Saved entries »

┏━━

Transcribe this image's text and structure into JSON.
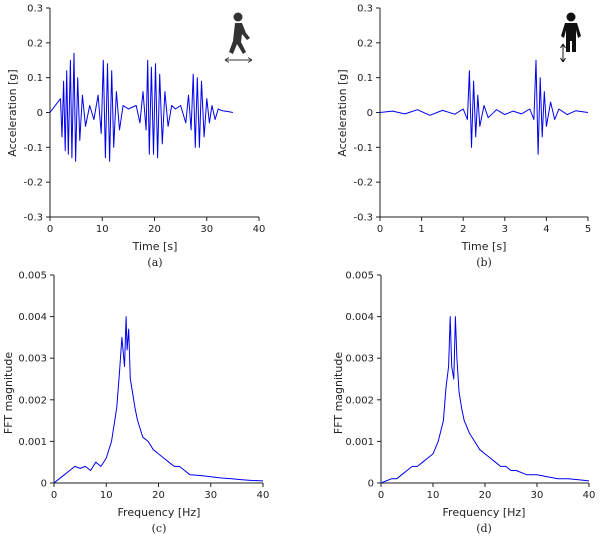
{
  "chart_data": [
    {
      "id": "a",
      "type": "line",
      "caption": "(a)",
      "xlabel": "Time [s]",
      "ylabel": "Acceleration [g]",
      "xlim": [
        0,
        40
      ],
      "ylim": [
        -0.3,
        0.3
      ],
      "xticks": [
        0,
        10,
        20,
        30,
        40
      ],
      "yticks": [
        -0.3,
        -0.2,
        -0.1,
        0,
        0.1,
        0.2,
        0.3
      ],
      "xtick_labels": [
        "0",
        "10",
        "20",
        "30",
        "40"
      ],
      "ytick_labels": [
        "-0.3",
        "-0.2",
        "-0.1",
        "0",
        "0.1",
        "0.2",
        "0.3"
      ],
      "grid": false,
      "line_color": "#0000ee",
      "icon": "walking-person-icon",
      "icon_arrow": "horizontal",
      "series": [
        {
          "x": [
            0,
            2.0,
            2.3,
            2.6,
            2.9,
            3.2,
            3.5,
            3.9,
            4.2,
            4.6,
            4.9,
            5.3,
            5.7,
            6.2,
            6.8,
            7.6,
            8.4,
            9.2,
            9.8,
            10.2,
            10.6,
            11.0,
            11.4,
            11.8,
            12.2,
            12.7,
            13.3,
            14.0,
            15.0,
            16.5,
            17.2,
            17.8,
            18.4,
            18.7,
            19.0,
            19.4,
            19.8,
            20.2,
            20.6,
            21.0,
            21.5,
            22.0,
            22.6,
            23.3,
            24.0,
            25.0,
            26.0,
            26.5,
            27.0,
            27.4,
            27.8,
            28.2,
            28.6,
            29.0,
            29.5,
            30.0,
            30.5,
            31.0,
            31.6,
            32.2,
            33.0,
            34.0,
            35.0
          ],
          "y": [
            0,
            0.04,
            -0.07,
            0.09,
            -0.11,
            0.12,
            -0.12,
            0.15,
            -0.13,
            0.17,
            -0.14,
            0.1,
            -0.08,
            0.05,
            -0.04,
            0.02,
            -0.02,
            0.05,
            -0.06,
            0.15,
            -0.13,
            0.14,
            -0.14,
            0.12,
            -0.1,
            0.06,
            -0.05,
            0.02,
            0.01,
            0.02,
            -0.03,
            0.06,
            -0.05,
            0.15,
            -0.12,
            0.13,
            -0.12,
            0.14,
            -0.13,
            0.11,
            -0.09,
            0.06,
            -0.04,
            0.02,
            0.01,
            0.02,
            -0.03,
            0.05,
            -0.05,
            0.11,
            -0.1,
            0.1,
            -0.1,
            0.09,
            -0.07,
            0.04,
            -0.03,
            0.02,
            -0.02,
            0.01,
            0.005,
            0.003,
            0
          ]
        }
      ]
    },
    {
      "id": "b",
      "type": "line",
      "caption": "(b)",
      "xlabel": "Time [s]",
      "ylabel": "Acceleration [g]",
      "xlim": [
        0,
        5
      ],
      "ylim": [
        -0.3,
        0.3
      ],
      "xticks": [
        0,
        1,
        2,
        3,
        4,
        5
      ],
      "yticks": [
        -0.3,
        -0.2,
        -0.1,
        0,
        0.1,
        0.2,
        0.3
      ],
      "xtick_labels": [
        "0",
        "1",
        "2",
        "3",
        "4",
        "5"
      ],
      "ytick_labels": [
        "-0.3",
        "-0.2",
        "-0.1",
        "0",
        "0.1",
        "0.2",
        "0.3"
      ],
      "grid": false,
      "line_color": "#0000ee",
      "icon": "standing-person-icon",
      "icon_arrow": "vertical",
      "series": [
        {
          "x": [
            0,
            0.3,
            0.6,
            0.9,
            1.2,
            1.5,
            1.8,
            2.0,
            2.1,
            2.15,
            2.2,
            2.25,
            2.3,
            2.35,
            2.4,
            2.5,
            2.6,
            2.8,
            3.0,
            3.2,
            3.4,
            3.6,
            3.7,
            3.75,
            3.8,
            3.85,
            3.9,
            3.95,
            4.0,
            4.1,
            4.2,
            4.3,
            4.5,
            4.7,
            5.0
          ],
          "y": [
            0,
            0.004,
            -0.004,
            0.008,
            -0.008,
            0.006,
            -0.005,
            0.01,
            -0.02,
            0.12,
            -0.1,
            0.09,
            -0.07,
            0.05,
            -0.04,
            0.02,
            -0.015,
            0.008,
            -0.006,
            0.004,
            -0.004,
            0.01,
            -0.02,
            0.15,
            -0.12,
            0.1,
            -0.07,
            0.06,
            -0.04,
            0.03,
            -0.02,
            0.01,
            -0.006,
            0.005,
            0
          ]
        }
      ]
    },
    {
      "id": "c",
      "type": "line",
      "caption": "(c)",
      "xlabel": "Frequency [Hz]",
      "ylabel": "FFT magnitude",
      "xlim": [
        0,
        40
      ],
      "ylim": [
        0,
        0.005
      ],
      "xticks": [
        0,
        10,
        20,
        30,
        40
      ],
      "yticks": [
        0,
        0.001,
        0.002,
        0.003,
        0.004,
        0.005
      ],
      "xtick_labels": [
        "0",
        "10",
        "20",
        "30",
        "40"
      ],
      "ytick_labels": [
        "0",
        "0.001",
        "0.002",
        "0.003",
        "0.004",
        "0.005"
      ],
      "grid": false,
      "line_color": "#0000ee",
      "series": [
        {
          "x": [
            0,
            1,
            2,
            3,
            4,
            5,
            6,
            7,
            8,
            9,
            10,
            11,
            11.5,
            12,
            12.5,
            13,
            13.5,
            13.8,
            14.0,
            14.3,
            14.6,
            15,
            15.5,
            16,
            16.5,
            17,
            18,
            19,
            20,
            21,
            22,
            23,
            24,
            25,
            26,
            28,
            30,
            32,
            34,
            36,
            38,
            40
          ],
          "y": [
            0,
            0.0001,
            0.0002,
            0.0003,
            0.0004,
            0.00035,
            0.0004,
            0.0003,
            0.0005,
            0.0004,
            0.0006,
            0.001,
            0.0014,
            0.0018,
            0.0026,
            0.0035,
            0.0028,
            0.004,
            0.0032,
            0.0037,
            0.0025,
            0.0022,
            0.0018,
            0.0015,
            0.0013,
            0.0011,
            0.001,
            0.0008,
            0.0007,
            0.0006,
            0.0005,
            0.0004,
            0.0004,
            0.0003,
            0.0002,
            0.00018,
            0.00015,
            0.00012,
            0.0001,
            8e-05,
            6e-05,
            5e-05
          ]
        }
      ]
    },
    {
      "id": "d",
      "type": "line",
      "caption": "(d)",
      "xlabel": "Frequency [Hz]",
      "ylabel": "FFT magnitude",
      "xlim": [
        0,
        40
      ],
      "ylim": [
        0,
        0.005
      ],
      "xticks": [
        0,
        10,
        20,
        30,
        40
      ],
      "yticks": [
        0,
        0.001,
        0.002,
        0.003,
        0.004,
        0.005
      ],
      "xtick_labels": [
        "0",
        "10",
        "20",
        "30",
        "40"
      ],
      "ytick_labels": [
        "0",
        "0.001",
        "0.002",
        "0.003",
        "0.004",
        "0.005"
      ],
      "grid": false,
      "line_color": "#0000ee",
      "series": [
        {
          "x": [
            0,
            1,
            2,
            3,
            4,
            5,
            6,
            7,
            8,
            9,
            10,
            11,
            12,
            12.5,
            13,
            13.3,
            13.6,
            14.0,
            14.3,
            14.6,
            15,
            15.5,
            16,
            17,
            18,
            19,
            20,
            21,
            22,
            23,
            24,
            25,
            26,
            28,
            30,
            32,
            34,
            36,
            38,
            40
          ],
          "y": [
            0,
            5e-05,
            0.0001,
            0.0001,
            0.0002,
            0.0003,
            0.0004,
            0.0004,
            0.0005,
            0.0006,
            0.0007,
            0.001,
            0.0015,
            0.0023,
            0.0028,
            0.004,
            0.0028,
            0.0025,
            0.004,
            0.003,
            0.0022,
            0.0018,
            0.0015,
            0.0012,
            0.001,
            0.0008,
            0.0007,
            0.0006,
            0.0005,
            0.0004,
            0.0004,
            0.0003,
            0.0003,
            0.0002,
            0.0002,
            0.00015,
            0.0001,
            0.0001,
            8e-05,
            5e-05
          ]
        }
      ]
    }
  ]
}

┗━━
┏━━

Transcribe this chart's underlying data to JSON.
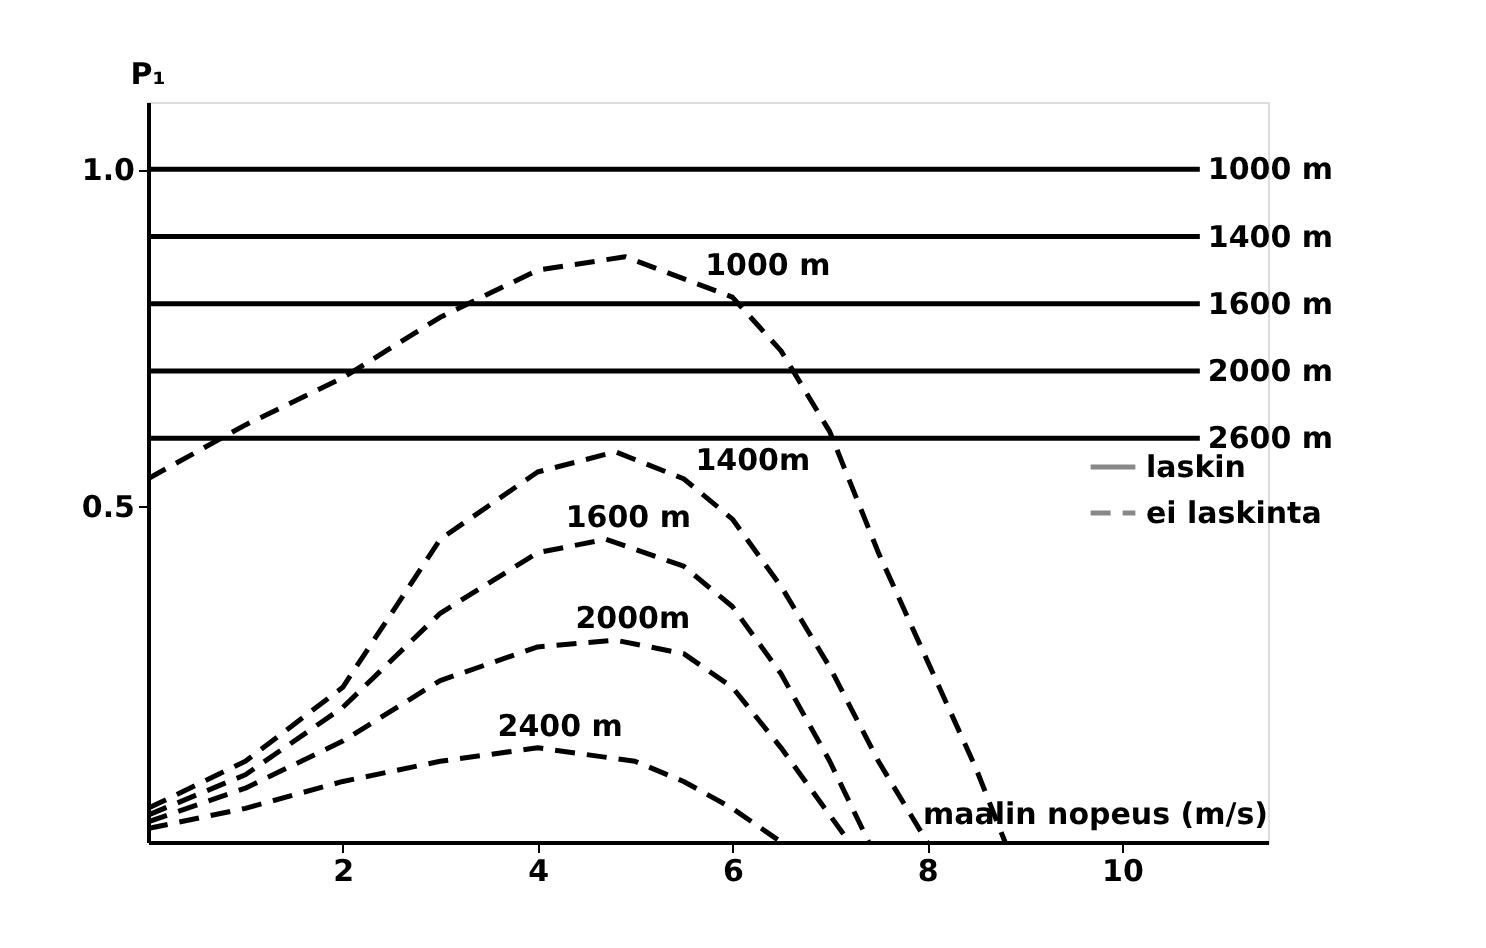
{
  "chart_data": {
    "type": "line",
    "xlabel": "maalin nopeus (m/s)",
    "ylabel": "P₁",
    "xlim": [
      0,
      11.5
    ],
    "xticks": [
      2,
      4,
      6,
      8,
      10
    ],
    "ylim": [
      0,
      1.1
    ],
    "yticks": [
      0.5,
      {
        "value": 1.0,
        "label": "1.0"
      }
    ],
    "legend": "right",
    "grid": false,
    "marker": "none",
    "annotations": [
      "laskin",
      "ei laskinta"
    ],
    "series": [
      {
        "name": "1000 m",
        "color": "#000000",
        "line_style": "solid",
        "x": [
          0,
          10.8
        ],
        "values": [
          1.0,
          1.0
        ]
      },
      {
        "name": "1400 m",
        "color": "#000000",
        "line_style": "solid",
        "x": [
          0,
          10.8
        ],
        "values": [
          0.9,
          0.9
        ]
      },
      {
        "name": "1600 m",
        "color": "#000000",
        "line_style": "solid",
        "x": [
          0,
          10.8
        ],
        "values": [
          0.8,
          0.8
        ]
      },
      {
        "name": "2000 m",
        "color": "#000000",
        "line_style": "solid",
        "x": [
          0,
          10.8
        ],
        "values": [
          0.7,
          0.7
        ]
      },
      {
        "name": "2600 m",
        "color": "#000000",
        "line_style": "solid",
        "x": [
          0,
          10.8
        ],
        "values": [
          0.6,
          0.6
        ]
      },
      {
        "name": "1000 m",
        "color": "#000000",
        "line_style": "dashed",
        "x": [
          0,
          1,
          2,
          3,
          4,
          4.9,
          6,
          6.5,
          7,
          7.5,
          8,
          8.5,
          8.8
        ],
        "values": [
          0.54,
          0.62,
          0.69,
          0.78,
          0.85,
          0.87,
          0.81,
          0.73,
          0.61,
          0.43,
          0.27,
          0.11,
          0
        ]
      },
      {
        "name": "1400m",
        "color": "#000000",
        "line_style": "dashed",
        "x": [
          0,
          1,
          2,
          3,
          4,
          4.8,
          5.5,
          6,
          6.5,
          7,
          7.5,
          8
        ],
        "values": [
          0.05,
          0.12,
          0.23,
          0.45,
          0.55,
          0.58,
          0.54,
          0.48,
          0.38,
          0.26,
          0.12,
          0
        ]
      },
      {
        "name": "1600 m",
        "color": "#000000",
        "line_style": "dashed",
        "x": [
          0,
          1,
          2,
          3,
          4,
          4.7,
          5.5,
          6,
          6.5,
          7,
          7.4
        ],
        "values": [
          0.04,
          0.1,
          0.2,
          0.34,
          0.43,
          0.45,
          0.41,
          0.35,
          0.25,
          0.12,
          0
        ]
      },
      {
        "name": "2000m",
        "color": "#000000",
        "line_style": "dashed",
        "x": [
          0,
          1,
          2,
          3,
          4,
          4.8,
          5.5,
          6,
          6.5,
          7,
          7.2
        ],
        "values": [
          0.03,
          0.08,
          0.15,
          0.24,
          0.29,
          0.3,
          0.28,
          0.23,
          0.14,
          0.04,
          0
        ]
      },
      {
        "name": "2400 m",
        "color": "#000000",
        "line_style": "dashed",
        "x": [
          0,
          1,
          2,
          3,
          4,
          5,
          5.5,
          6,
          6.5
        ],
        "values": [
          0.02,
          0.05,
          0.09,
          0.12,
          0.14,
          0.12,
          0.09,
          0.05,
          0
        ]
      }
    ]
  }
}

┗━━
┏━━

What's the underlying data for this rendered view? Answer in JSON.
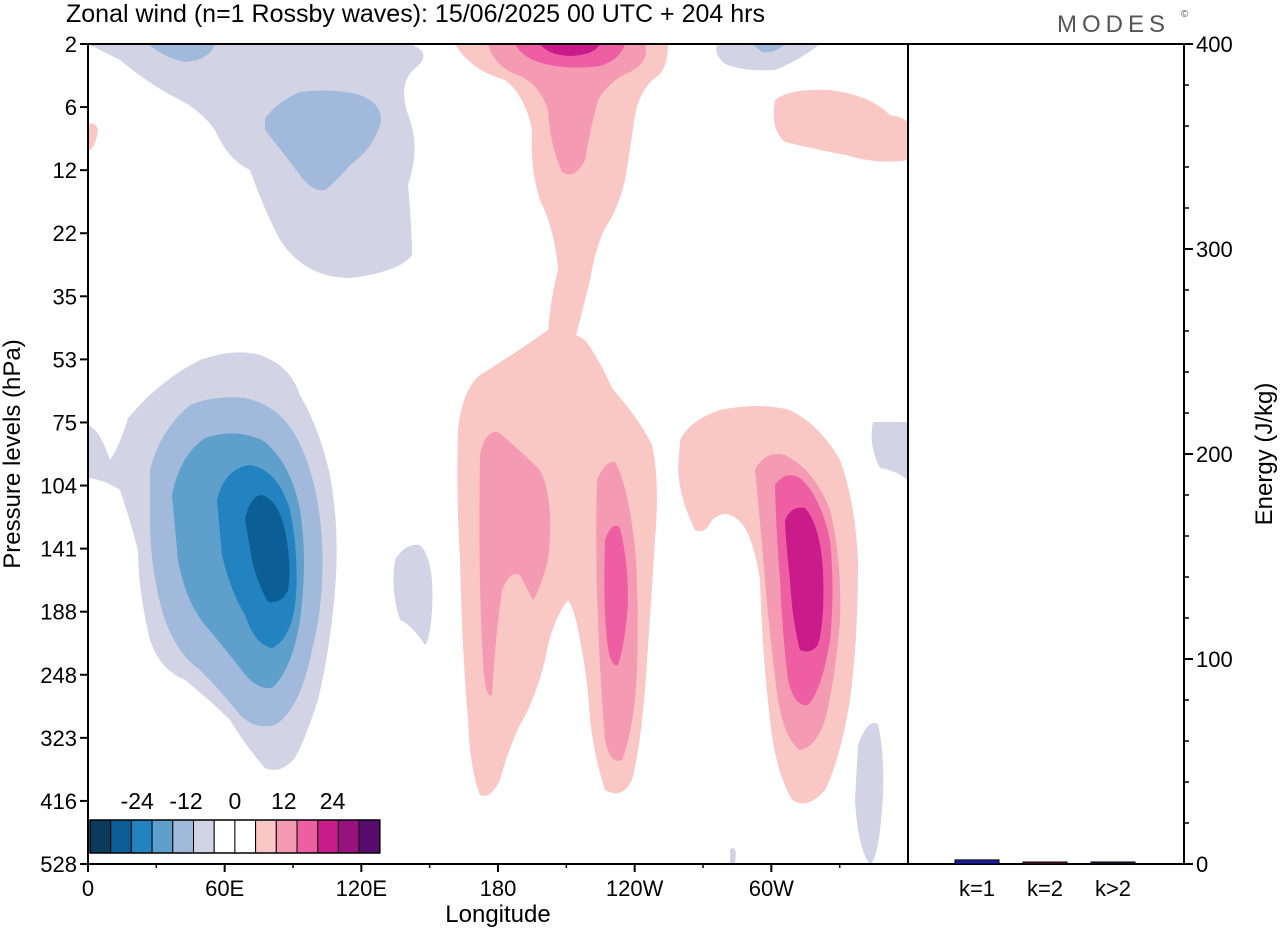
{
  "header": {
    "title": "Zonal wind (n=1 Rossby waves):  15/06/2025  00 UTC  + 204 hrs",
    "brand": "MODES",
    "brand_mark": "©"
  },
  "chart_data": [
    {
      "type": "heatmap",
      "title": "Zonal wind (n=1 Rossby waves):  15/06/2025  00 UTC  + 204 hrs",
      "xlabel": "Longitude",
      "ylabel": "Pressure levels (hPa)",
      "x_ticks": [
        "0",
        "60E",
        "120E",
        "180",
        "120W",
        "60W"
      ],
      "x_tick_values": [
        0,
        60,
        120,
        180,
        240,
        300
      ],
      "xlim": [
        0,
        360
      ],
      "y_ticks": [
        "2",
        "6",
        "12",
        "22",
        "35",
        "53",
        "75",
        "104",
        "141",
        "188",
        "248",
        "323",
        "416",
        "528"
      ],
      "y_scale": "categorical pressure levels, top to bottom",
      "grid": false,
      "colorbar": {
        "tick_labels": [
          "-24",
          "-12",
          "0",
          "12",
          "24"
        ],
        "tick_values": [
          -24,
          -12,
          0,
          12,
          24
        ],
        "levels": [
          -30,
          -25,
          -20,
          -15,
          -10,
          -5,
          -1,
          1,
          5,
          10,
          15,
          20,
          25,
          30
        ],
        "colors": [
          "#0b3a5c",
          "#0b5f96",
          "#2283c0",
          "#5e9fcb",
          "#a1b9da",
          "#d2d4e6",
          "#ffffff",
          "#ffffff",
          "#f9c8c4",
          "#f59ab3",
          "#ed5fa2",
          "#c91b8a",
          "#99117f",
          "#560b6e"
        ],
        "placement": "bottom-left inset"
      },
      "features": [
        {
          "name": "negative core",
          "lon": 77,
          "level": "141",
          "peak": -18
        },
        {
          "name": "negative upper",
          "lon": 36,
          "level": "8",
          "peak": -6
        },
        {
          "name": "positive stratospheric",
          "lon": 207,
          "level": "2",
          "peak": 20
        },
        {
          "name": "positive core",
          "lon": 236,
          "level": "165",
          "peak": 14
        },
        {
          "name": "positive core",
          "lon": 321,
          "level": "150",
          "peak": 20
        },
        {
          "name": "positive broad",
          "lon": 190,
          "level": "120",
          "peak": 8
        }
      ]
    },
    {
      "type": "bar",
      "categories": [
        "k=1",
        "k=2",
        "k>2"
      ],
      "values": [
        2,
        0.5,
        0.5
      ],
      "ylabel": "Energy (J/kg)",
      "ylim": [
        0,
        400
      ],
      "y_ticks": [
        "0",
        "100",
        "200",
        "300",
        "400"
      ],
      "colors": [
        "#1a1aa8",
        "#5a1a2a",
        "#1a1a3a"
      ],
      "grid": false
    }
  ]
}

┗━━

Written request » Look through the material above. Copy each line where the word "this" appears.

Correct response »
Transcribe this image's text and structure into JSON.
Transcribe this chart's underlying data to JSON.
What's the underlying data for this rendered view? Answer in JSON.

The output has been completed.